Short problem: Give back the full listing verbatim, apart from its images.

.....

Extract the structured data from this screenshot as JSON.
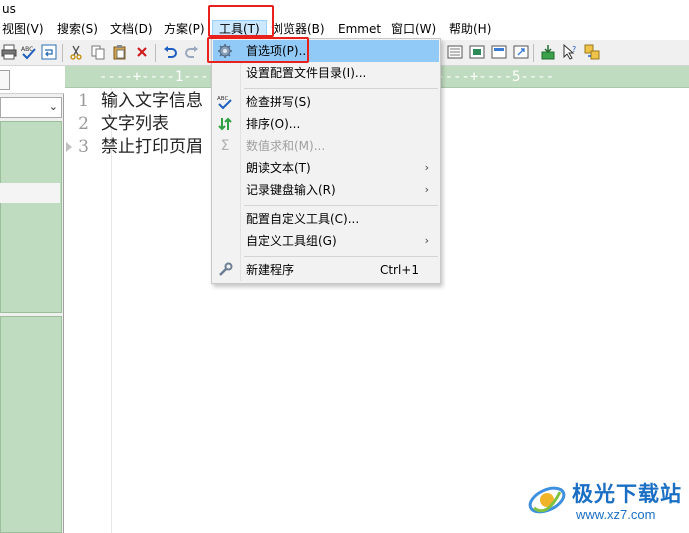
{
  "window": {
    "title": "us"
  },
  "menubar": {
    "items": [
      {
        "label": "视图(V)"
      },
      {
        "label": "搜索(S)"
      },
      {
        "label": "文档(D)"
      },
      {
        "label": "方案(P)"
      },
      {
        "label": "工具(T)"
      },
      {
        "label": "浏览器(B)"
      },
      {
        "label": "Emmet"
      },
      {
        "label": "窗口(W)"
      },
      {
        "label": "帮助(H)"
      }
    ],
    "active_index": 4
  },
  "toolbar": {
    "icons": [
      "print-icon",
      "spellcheck-icon",
      "wrap-icon",
      "cut-icon",
      "copy-icon",
      "paste-icon",
      "delete-icon",
      "undo-icon",
      "redo-icon",
      "view-icon",
      "view2-icon",
      "view3-icon",
      "view4-icon",
      "tool-icon",
      "help-cursor-icon",
      "refresh-icon"
    ]
  },
  "editor": {
    "ruler": "----+----1----+----2----+----3----+----4----+----5----",
    "lines": [
      {
        "num": "1",
        "text": "输入文字信息"
      },
      {
        "num": "2",
        "text": "文字列表"
      },
      {
        "num": "3",
        "text": "禁止打印页眉"
      }
    ]
  },
  "tools_menu": {
    "items": [
      {
        "label": "首选项(P)...",
        "icon": "gear-icon",
        "submenu": false,
        "disabled": false,
        "shortcut": ""
      },
      {
        "label": "设置配置文件目录(I)...",
        "icon": "",
        "submenu": false,
        "disabled": false,
        "shortcut": ""
      },
      {
        "label": "检查拼写(S)",
        "icon": "spellcheck-icon",
        "submenu": false,
        "disabled": false,
        "shortcut": ""
      },
      {
        "label": "排序(O)...",
        "icon": "sort-icon",
        "submenu": false,
        "disabled": false,
        "shortcut": ""
      },
      {
        "label": "数值求和(M)...",
        "icon": "sum-icon",
        "submenu": false,
        "disabled": true,
        "shortcut": ""
      },
      {
        "label": "朗读文本(T)",
        "icon": "",
        "submenu": true,
        "disabled": false,
        "shortcut": ""
      },
      {
        "label": "记录键盘输入(R)",
        "icon": "",
        "submenu": true,
        "disabled": false,
        "shortcut": ""
      },
      {
        "label": "配置自定义工具(C)...",
        "icon": "",
        "submenu": false,
        "disabled": false,
        "shortcut": ""
      },
      {
        "label": "自定义工具组(G)",
        "icon": "",
        "submenu": true,
        "disabled": false,
        "shortcut": ""
      },
      {
        "label": "新建程序",
        "icon": "wrench-icon",
        "submenu": false,
        "disabled": false,
        "shortcut": "Ctrl+1"
      }
    ],
    "submenu_arrow": "›"
  },
  "watermark": {
    "name": "极光下载站",
    "url": "www.xz7.com"
  },
  "colors": {
    "highlight_box": "#e8211d",
    "menu_hover": "#91c9f7",
    "pane_green": "#c0dcc0",
    "watermark_blue": "#1a6fc4"
  }
}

.....

Exercise answer:
Extract the structured data from this screenshot as JSON.
{
  "window": {
    "title": "us"
  },
  "menubar": {
    "items": [
      {
        "label": "视图(V)"
      },
      {
        "label": "搜索(S)"
      },
      {
        "label": "文档(D)"
      },
      {
        "label": "方案(P)"
      },
      {
        "label": "工具(T)"
      },
      {
        "label": "浏览器(B)"
      },
      {
        "label": "Emmet"
      },
      {
        "label": "窗口(W)"
      },
      {
        "label": "帮助(H)"
      }
    ],
    "active_index": 4
  },
  "toolbar": {
    "icons": [
      "print-icon",
      "spellcheck-icon",
      "wrap-icon",
      "cut-icon",
      "copy-icon",
      "paste-icon",
      "delete-icon",
      "undo-icon",
      "redo-icon",
      "view-icon",
      "view2-icon",
      "view3-icon",
      "view4-icon",
      "tool-icon",
      "help-cursor-icon",
      "refresh-icon"
    ]
  },
  "editor": {
    "ruler": "----+----1----+----2----+----3----+----4----+----5----",
    "lines": [
      {
        "num": "1",
        "text": "输入文字信息"
      },
      {
        "num": "2",
        "text": "文字列表"
      },
      {
        "num": "3",
        "text": "禁止打印页眉"
      }
    ]
  },
  "tools_menu": {
    "items": [
      {
        "label": "首选项(P)...",
        "icon": "gear-icon",
        "submenu": false,
        "disabled": false,
        "shortcut": ""
      },
      {
        "label": "设置配置文件目录(I)...",
        "icon": "",
        "submenu": false,
        "disabled": false,
        "shortcut": ""
      },
      {
        "label": "检查拼写(S)",
        "icon": "spellcheck-icon",
        "submenu": false,
        "disabled": false,
        "shortcut": ""
      },
      {
        "label": "排序(O)...",
        "icon": "sort-icon",
        "submenu": false,
        "disabled": false,
        "shortcut": ""
      },
      {
        "label": "数值求和(M)...",
        "icon": "sum-icon",
        "submenu": false,
        "disabled": true,
        "shortcut": ""
      },
      {
        "label": "朗读文本(T)",
        "icon": "",
        "submenu": true,
        "disabled": false,
        "shortcut": ""
      },
      {
        "label": "记录键盘输入(R)",
        "icon": "",
        "submenu": true,
        "disabled": false,
        "shortcut": ""
      },
      {
        "label": "配置自定义工具(C)...",
        "icon": "",
        "submenu": false,
        "disabled": false,
        "shortcut": ""
      },
      {
        "label": "自定义工具组(G)",
        "icon": "",
        "submenu": true,
        "disabled": false,
        "shortcut": ""
      },
      {
        "label": "新建程序",
        "icon": "wrench-icon",
        "submenu": false,
        "disabled": false,
        "shortcut": "Ctrl+1"
      }
    ],
    "submenu_arrow": "›"
  },
  "watermark": {
    "name": "极光下载站",
    "url": "www.xz7.com"
  },
  "colors": {
    "highlight_box": "#e8211d",
    "menu_hover": "#91c9f7",
    "pane_green": "#c0dcc0",
    "watermark_blue": "#1a6fc4"
  }
}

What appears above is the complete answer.